** START The input **

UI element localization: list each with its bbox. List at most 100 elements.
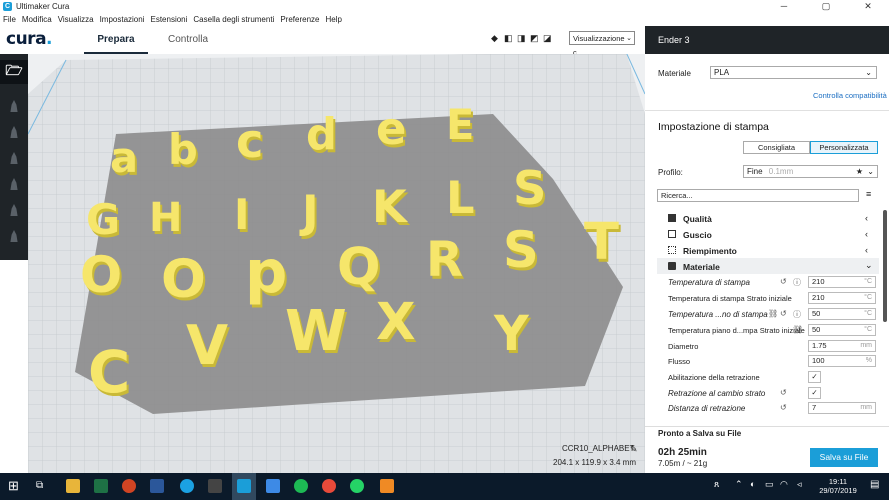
setting-value-input[interactable]: 50 °C xyxy=(808,308,876,320)
letter-model[interactable]: W xyxy=(285,299,347,364)
setting-value-input[interactable]: 100% xyxy=(808,355,876,367)
rotate-tool-button[interactable] xyxy=(0,146,28,170)
view-top-icon[interactable]: ◨ xyxy=(517,33,527,43)
menu-icon[interactable]: ≡ xyxy=(866,189,871,199)
tray-sync-icon[interactable]: ◐ xyxy=(750,479,755,489)
edge-icon[interactable] xyxy=(180,479,194,493)
section-shell[interactable]: Guscio xyxy=(683,230,712,240)
menu-help[interactable]: Help xyxy=(325,15,341,24)
cura-taskbar-icon[interactable] xyxy=(237,479,251,493)
pencil-icon[interactable]: ✎ xyxy=(630,444,638,455)
minimize-button[interactable]: ─ xyxy=(763,0,805,13)
explorer-icon[interactable] xyxy=(66,479,80,493)
letter-model[interactable]: H xyxy=(149,195,182,241)
setting-value-input[interactable]: 7 mm xyxy=(808,402,876,414)
link-icon[interactable]: ⛓ xyxy=(793,325,803,334)
revert-icon[interactable]: ↺ xyxy=(780,403,787,412)
chevron-down-icon[interactable]: ⌄ xyxy=(865,260,873,271)
info-icon[interactable]: ⓘ xyxy=(793,309,801,320)
view-right-icon[interactable]: ◪ xyxy=(543,33,553,43)
letter-model[interactable]: G xyxy=(86,195,120,244)
setting-checkbox[interactable]: ✓ xyxy=(808,387,821,399)
start-icon[interactable]: ⊞ xyxy=(8,478,19,494)
letter-model[interactable]: p xyxy=(245,237,287,306)
setting-value-input[interactable]: 210 °C xyxy=(808,292,876,304)
section-material[interactable]: Materiale xyxy=(683,262,720,272)
setting-value-input[interactable]: 1.75 mm xyxy=(808,340,876,352)
menu-casella[interactable]: Casella degli strumenti xyxy=(193,15,274,24)
menu-estensioni[interactable]: Estensioni xyxy=(150,15,187,24)
letter-model[interactable]: T xyxy=(584,212,619,272)
chevron-left-icon[interactable]: ‹ xyxy=(865,245,868,255)
material-select[interactable]: PLA ⌄ xyxy=(710,66,877,79)
letter-model[interactable]: I xyxy=(234,190,249,239)
save-to-file-button[interactable]: Salva su File xyxy=(810,448,878,467)
clock[interactable]: 19:11 29/07/2019 xyxy=(816,477,860,495)
task-view-icon[interactable]: ⧉ xyxy=(36,480,43,491)
letter-model[interactable]: Y xyxy=(493,306,530,362)
mirror-tool-button[interactable] xyxy=(0,172,28,196)
section-infill[interactable]: Riempimento xyxy=(683,246,737,256)
setting-checkbox[interactable]: ✓ xyxy=(808,371,821,383)
per-model-settings-button[interactable] xyxy=(0,198,28,222)
letter-model[interactable]: R xyxy=(426,232,463,288)
letter-model[interactable]: c xyxy=(236,114,264,168)
tab-controlla[interactable]: Controlla xyxy=(156,26,220,52)
letter-model[interactable]: a xyxy=(110,133,138,182)
scale-tool-button[interactable] xyxy=(0,120,28,144)
letter-model[interactable]: L xyxy=(446,171,475,224)
letter-model[interactable]: b xyxy=(168,125,198,174)
battery-icon[interactable]: ▭ xyxy=(765,479,774,490)
revert-icon[interactable]: ↺ xyxy=(780,309,787,318)
letter-model[interactable]: O xyxy=(161,249,206,310)
revert-icon[interactable]: ↺ xyxy=(780,388,787,397)
printer-selector[interactable]: Ender 3 xyxy=(645,26,889,54)
letter-model[interactable]: C xyxy=(88,339,130,406)
letter-model[interactable]: J xyxy=(299,185,319,238)
tray-user-icon[interactable]: ጸ xyxy=(714,479,719,490)
wifi-icon[interactable]: ◠ xyxy=(780,479,788,490)
setting-value-input[interactable]: 210 °C xyxy=(808,276,876,288)
recorder-icon[interactable] xyxy=(122,479,136,493)
letter-model[interactable]: S xyxy=(513,161,546,215)
volume-icon[interactable]: ◃ xyxy=(797,479,802,490)
link-icon[interactable]: ⛓ xyxy=(768,309,778,318)
letter-model[interactable]: X xyxy=(376,292,415,352)
app-f-icon[interactable] xyxy=(380,479,394,493)
revert-icon[interactable]: ↺ xyxy=(780,277,787,286)
profile-select[interactable]: Fine 0.1mm ★ ⌄ xyxy=(743,165,878,178)
letter-model[interactable]: V xyxy=(186,314,228,377)
chrome-icon[interactable] xyxy=(322,479,336,493)
mode-custom-button[interactable]: Personalizzata xyxy=(810,141,878,154)
spotify-icon[interactable] xyxy=(294,479,308,493)
section-quality[interactable]: Qualità xyxy=(683,214,712,224)
chevron-left-icon[interactable]: ‹ xyxy=(865,213,868,223)
letter-model[interactable]: Q xyxy=(337,237,381,297)
settings-scrollbar[interactable] xyxy=(883,210,887,322)
excel-icon[interactable] xyxy=(94,479,108,493)
notifications-icon[interactable]: ▤ xyxy=(870,479,879,490)
build-plate-viewport[interactable]: aabbccddeeEEGGHHIIJJKKLLSSOOOOppQQRRSSTT… xyxy=(28,54,645,473)
maximize-button[interactable]: ▢ xyxy=(805,0,847,13)
compatibility-link[interactable]: Controlla compatibilità xyxy=(813,91,887,100)
chevron-left-icon[interactable]: ‹ xyxy=(865,229,868,239)
view-front-icon[interactable]: ◧ xyxy=(504,33,514,43)
move-tool-button[interactable] xyxy=(0,94,28,118)
letter-model[interactable]: O xyxy=(80,246,122,304)
view-3d-icon[interactable]: ◆ xyxy=(491,33,501,43)
letter-model[interactable]: K xyxy=(372,180,409,233)
view-left-icon[interactable]: ◩ xyxy=(530,33,540,43)
letter-model[interactable]: E xyxy=(446,100,474,149)
support-blocker-button[interactable] xyxy=(0,224,28,248)
letter-model[interactable]: S xyxy=(503,221,539,279)
word-icon[interactable] xyxy=(150,479,164,493)
tray-chevron-icon[interactable]: ⌃ xyxy=(735,479,743,490)
view-type-select[interactable]: Visualizzazione c... ⌄ xyxy=(569,31,635,57)
close-button[interactable]: ✕ xyxy=(847,0,889,13)
info-icon[interactable]: ⓘ xyxy=(793,277,801,288)
letter-model[interactable]: d xyxy=(306,110,337,160)
settings-search-input[interactable]: Ricerca... xyxy=(657,189,859,202)
star-icon[interactable]: ★ xyxy=(856,166,863,178)
tab-prepara[interactable]: Prepara xyxy=(84,26,148,54)
photos-icon[interactable] xyxy=(208,479,222,493)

** END The input **

• Given request
Copy out every line of the material above word for word, leaving out the picture.

• Complete output
UI element localization: list each with its bbox. List at most 100 elements.
setting-value-input[interactable]: 50 °C xyxy=(808,308,876,320)
letter-model[interactable]: W xyxy=(285,299,347,364)
setting-value-input[interactable]: 100% xyxy=(808,355,876,367)
rotate-tool-button[interactable] xyxy=(0,146,28,170)
view-top-icon[interactable]: ◨ xyxy=(517,33,527,43)
menu-icon[interactable]: ≡ xyxy=(866,189,871,199)
tray-sync-icon[interactable]: ◐ xyxy=(750,479,755,489)
edge-icon[interactable] xyxy=(180,479,194,493)
section-shell[interactable]: Guscio xyxy=(683,230,712,240)
menu-help[interactable]: Help xyxy=(325,15,341,24)
cura-taskbar-icon[interactable] xyxy=(237,479,251,493)
pencil-icon[interactable]: ✎ xyxy=(630,444,638,455)
minimize-button[interactable]: ─ xyxy=(763,0,805,13)
explorer-icon[interactable] xyxy=(66,479,80,493)
letter-model[interactable]: H xyxy=(149,195,182,241)
setting-value-input[interactable]: 7 mm xyxy=(808,402,876,414)
link-icon[interactable]: ⛓ xyxy=(793,325,803,334)
revert-icon[interactable]: ↺ xyxy=(780,403,787,412)
chevron-down-icon[interactable]: ⌄ xyxy=(865,260,873,271)
info-icon[interactable]: ⓘ xyxy=(793,309,801,320)
view-right-icon[interactable]: ◪ xyxy=(543,33,553,43)
letter-model[interactable]: G xyxy=(86,195,120,244)
setting-checkbox[interactable]: ✓ xyxy=(808,387,821,399)
start-icon[interactable]: ⊞ xyxy=(8,478,19,494)
letter-model[interactable]: p xyxy=(245,237,287,306)
setting-value-input[interactable]: 210 °C xyxy=(808,292,876,304)
section-material[interactable]: Materiale xyxy=(683,262,720,272)
setting-value-input[interactable]: 1.75 mm xyxy=(808,340,876,352)
menu-casella[interactable]: Casella degli strumenti xyxy=(193,15,274,24)
menu-estensioni[interactable]: Estensioni xyxy=(150,15,187,24)
letter-model[interactable]: T xyxy=(584,212,619,272)
chevron-left-icon[interactable]: ‹ xyxy=(865,245,868,255)
material-select[interactable]: PLA ⌄ xyxy=(710,66,877,79)
letter-model[interactable]: I xyxy=(234,190,249,239)
save-to-file-button[interactable]: Salva su File xyxy=(810,448,878,467)
clock[interactable]: 19:11 29/07/2019 xyxy=(816,477,860,495)
task-view-icon[interactable]: ⧉ xyxy=(36,480,43,491)
letter-model[interactable]: Y xyxy=(493,306,530,362)
mirror-tool-button[interactable] xyxy=(0,172,28,196)
section-infill[interactable]: Riempimento xyxy=(683,246,737,256)
setting-checkbox[interactable]: ✓ xyxy=(808,371,821,383)
per-model-settings-button[interactable] xyxy=(0,198,28,222)
letter-model[interactable]: R xyxy=(426,232,463,288)
letter-model[interactable]: c xyxy=(236,114,264,168)
tab-controlla[interactable]: Controlla xyxy=(156,26,220,52)
letter-model[interactable]: a xyxy=(110,133,138,182)
scale-tool-button[interactable] xyxy=(0,120,28,144)
letter-model[interactable]: L xyxy=(446,171,475,224)
letter-model[interactable]: b xyxy=(168,125,198,174)
battery-icon[interactable]: ▭ xyxy=(765,479,774,490)
revert-icon[interactable]: ↺ xyxy=(780,309,787,318)
letter-model[interactable]: O xyxy=(161,249,206,310)
revert-icon[interactable]: ↺ xyxy=(780,388,787,397)
printer-selector[interactable]: Ender 3 xyxy=(645,26,889,54)
letter-model[interactable]: C xyxy=(88,339,130,406)
letter-model[interactable]: J xyxy=(299,185,319,238)
tray-user-icon[interactable]: ጸ xyxy=(714,479,719,490)
wifi-icon[interactable]: ◠ xyxy=(780,479,788,490)
setting-value-input[interactable]: 210 °C xyxy=(808,276,876,288)
recorder-icon[interactable] xyxy=(122,479,136,493)
letter-model[interactable]: S xyxy=(513,161,546,215)
volume-icon[interactable]: ◃ xyxy=(797,479,802,490)
link-icon[interactable]: ⛓ xyxy=(768,309,778,318)
letter-model[interactable]: X xyxy=(376,292,415,352)
app-f-icon[interactable] xyxy=(380,479,394,493)
revert-icon[interactable]: ↺ xyxy=(780,277,787,286)
profile-select[interactable]: Fine 0.1mm ★ ⌄ xyxy=(743,165,878,178)
letter-model[interactable]: V xyxy=(186,314,228,377)
chrome-icon[interactable] xyxy=(322,479,336,493)
mode-custom-button[interactable]: Personalizzata xyxy=(810,141,878,154)
spotify-icon[interactable] xyxy=(294,479,308,493)
section-quality[interactable]: Qualità xyxy=(683,214,712,224)
chevron-left-icon[interactable]: ‹ xyxy=(865,213,868,223)
letter-model[interactable]: Q xyxy=(337,237,381,297)
settings-scrollbar[interactable] xyxy=(883,210,887,322)
excel-icon[interactable] xyxy=(94,479,108,493)
notifications-icon[interactable]: ▤ xyxy=(870,479,879,490)
build-plate-viewport[interactable]: aabbccddeeEEGGHHIIJJKKLLSSOOOOppQQRRSSTT… xyxy=(28,54,645,473)
maximize-button[interactable]: ▢ xyxy=(805,0,847,13)
compatibility-link[interactable]: Controlla compatibilità xyxy=(813,91,887,100)
chevron-left-icon[interactable]: ‹ xyxy=(865,229,868,239)
view-front-icon[interactable]: ◧ xyxy=(504,33,514,43)
move-tool-button[interactable] xyxy=(0,94,28,118)
letter-model[interactable]: O xyxy=(80,246,122,304)
view-3d-icon[interactable]: ◆ xyxy=(491,33,501,43)
letter-model[interactable]: K xyxy=(372,180,409,233)
view-left-icon[interactable]: ◩ xyxy=(530,33,540,43)
letter-model[interactable]: E xyxy=(446,100,474,149)
support-blocker-button[interactable] xyxy=(0,224,28,248)
letter-model[interactable]: S xyxy=(503,221,539,279)
word-icon[interactable] xyxy=(150,479,164,493)
tray-chevron-icon[interactable]: ⌃ xyxy=(735,479,743,490)
view-type-select[interactable]: Visualizzazione c... ⌄ xyxy=(569,31,635,57)
close-button[interactable]: ✕ xyxy=(847,0,889,13)
info-icon[interactable]: ⓘ xyxy=(793,277,801,288)
letter-model[interactable]: d xyxy=(306,110,337,160)
settings-search-input[interactable]: Ricerca... xyxy=(657,189,859,202)
star-icon[interactable]: ★ xyxy=(856,166,863,178)
tab-prepara[interactable]: Prepara xyxy=(84,26,148,54)
photos-icon[interactable] xyxy=(208,479,222,493)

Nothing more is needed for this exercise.